**DATA SHOWN**
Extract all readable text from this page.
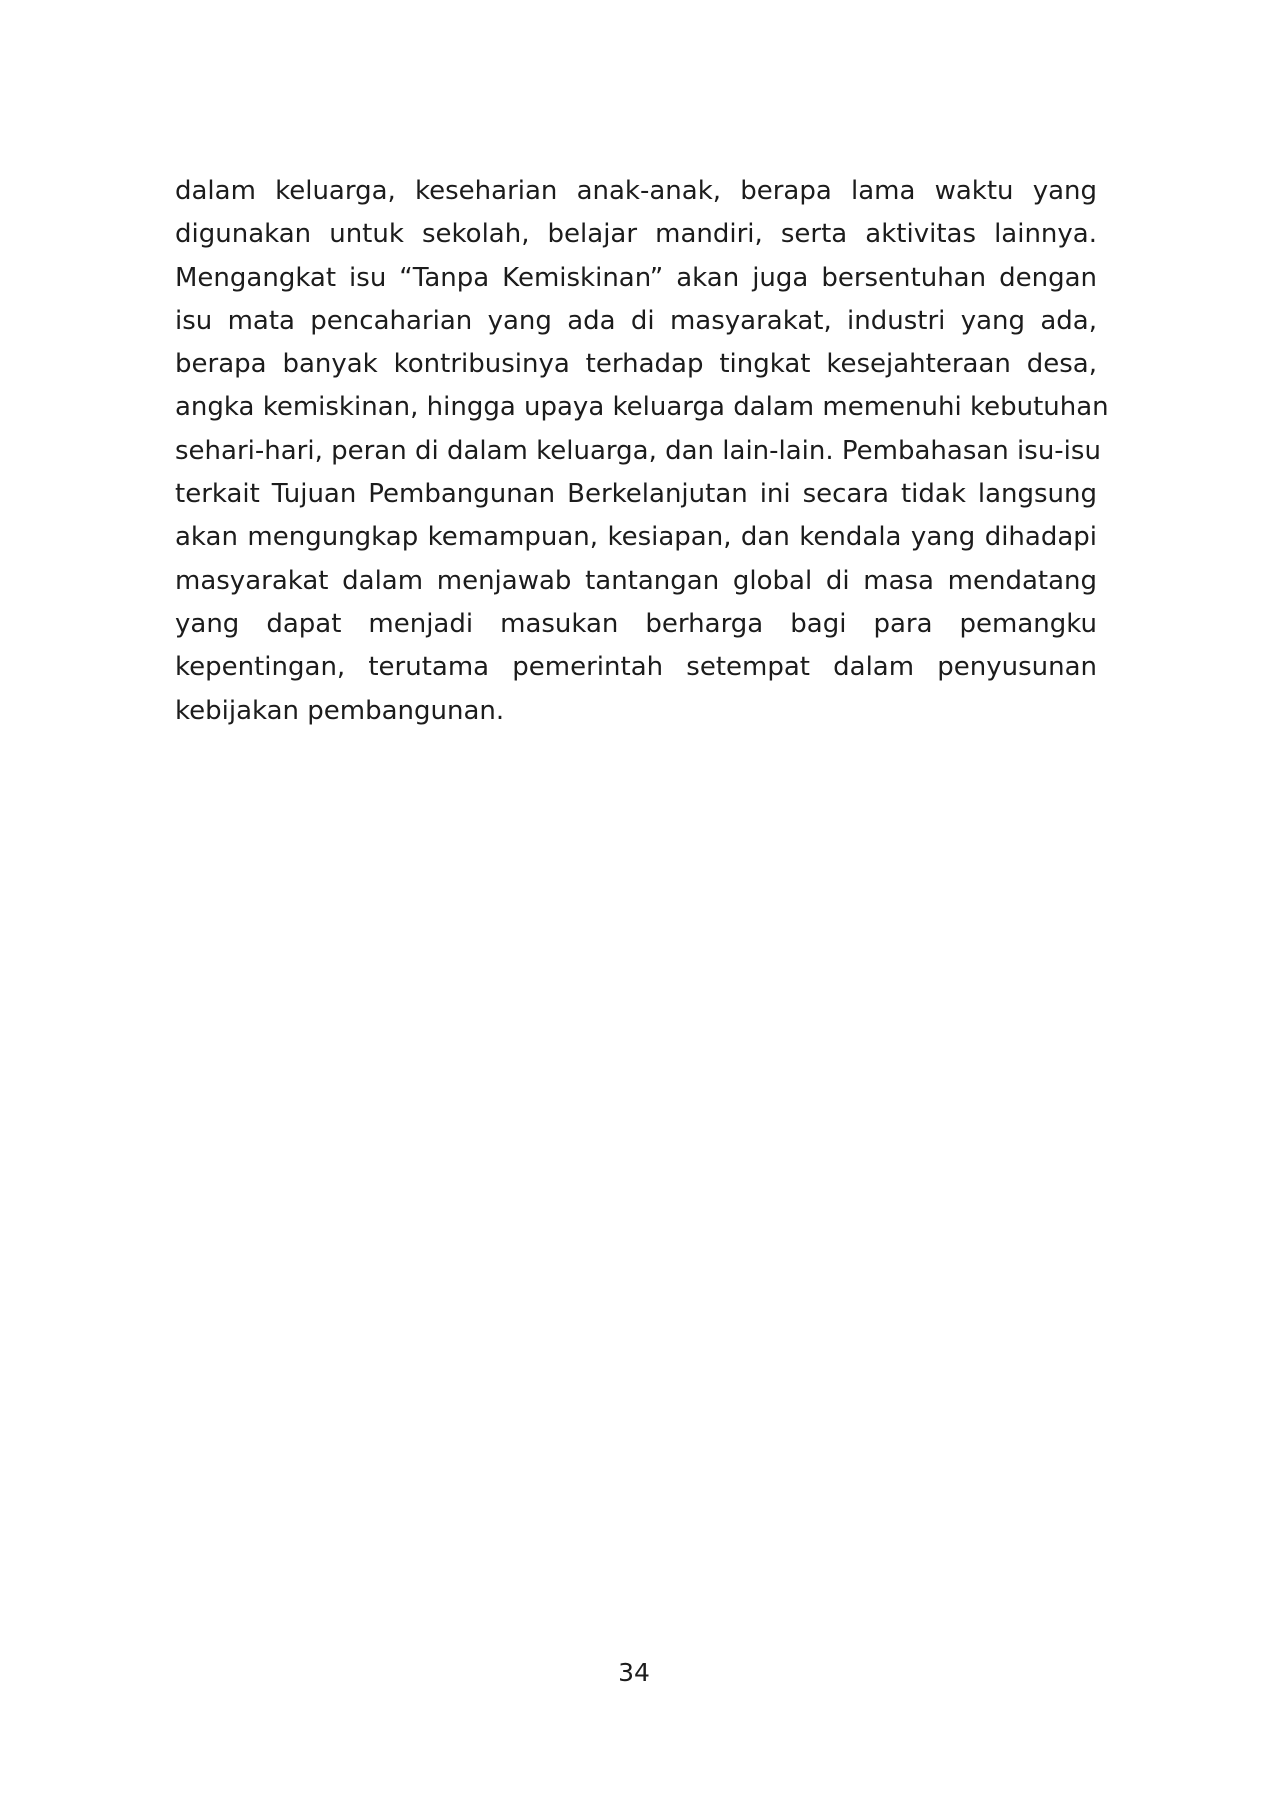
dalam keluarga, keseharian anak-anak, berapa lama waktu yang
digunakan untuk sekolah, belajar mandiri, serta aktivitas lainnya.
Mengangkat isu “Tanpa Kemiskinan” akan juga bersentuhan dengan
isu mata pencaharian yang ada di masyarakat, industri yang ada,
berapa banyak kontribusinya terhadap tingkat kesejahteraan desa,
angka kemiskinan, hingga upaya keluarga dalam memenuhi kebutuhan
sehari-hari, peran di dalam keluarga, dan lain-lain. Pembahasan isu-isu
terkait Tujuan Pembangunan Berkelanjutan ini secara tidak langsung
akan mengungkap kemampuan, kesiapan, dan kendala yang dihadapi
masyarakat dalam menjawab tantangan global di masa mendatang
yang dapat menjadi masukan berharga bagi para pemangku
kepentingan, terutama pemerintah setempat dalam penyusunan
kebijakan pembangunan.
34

**SHORT EXERCISE**
Lines containing the word "keluarga" must all be returned from the material above.

**FINAL RESULT**
dalam keluarga, keseharian anak-anak, berapa lama waktu yang
angka kemiskinan, hingga upaya keluarga dalam memenuhi kebutuhan
sehari-hari, peran di dalam keluarga, dan lain-lain. Pembahasan isu-isu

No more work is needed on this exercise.